Write out the entire listing below exactly, with the pictures left out.

────────────────────

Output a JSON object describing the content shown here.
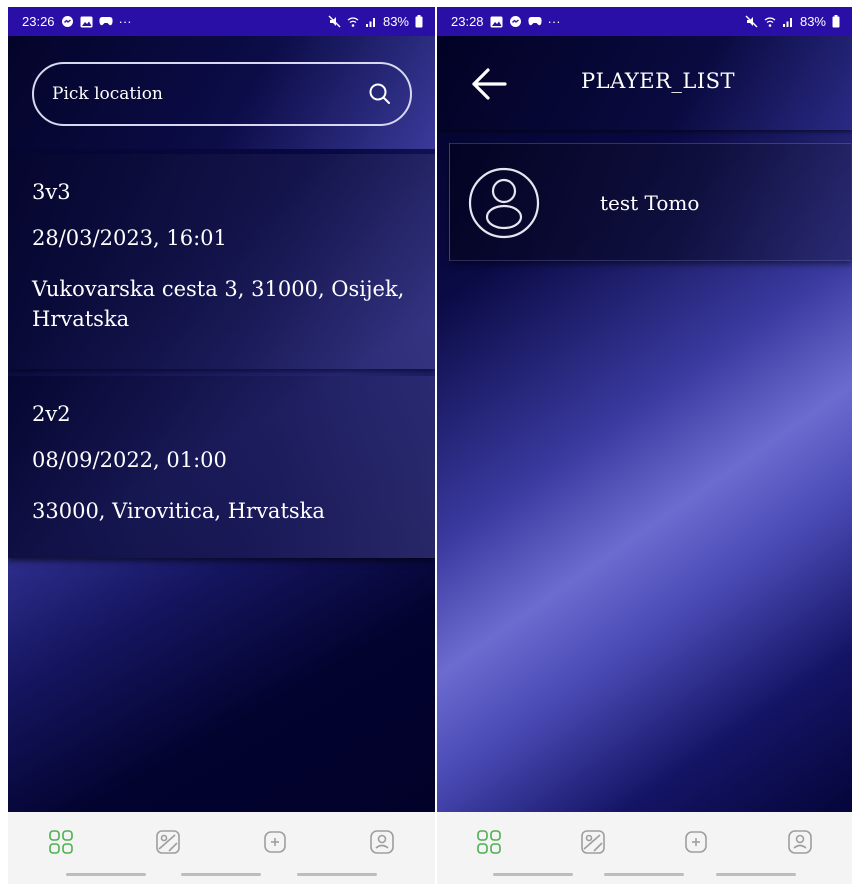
{
  "left_screen": {
    "status_bar": {
      "time": "23:26",
      "dots": "···",
      "battery": "83%"
    },
    "search": {
      "placeholder": "Pick location"
    },
    "games": [
      {
        "type": "3v3",
        "datetime": "28/03/2023, 16:01",
        "address": "Vukovarska cesta 3, 31000, Osijek, Hrvatska"
      },
      {
        "type": "2v2",
        "datetime": "08/09/2022, 01:00",
        "address": "33000, Virovitica, Hrvatska"
      }
    ],
    "bottom_nav": [
      "grid-icon",
      "image-icon",
      "add-icon",
      "profile-icon"
    ]
  },
  "right_screen": {
    "status_bar": {
      "time": "23:28",
      "dots": "···",
      "battery": "83%"
    },
    "header": {
      "title": "PLAYER_LIST"
    },
    "players": [
      {
        "name": "test Tomo"
      }
    ],
    "bottom_nav": [
      "grid-icon",
      "image-icon",
      "add-icon",
      "profile-icon"
    ]
  },
  "colors": {
    "status_bar": "#2a0fa6",
    "nav_active": "#4caf50",
    "nav_inactive": "#9e9e9e",
    "text": "#ffffff"
  }
}
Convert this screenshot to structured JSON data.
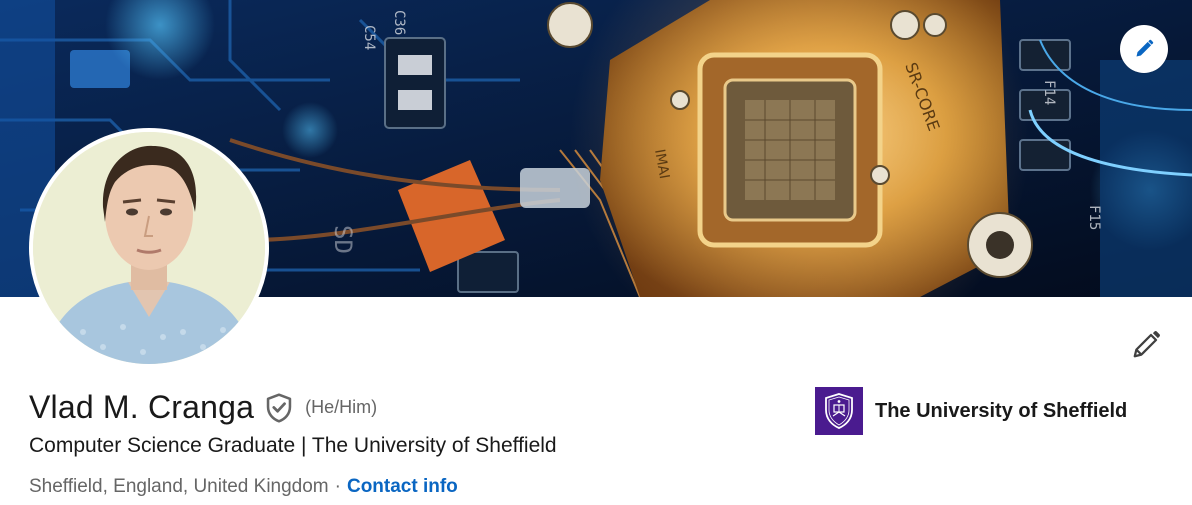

────────────────────

● Response below:
Output a JSON object describing the content shown here.
{
  "left_screen": {
    "status_bar": {
      "time": "23:26",
      "dots": "···",
      "battery": "83%"
    },
    "search": {
      "placeholder": "Pick location"
    },
    "games": [
      {
        "type": "3v3",
        "datetime": "28/03/2023, 16:01",
        "address": "Vukovarska cesta 3, 31000, Osijek, Hrvatska"
      },
      {
        "type": "2v2",
        "datetime": "08/09/2022, 01:00",
        "address": "33000, Virovitica, Hrvatska"
      }
    ],
    "bottom_nav": [
      "grid-icon",
      "image-icon",
      "add-icon",
      "profile-icon"
    ]
  },
  "right_screen": {
    "status_bar": {
      "time": "23:28",
      "dots": "···",
      "battery": "83%"
    },
    "header": {
      "title": "PLAYER_LIST"
    },
    "players": [
      {
        "name": "test Tomo"
      }
    ],
    "bottom_nav": [
      "grid-icon",
      "image-icon",
      "add-icon",
      "profile-icon"
    ]
  },
  "colors": {
    "status_bar": "#2a0fa6",
    "nav_active": "#4caf50",
    "nav_inactive": "#9e9e9e",
    "text": "#ffffff"
  }
}
Convert this screenshot to structured JSON data.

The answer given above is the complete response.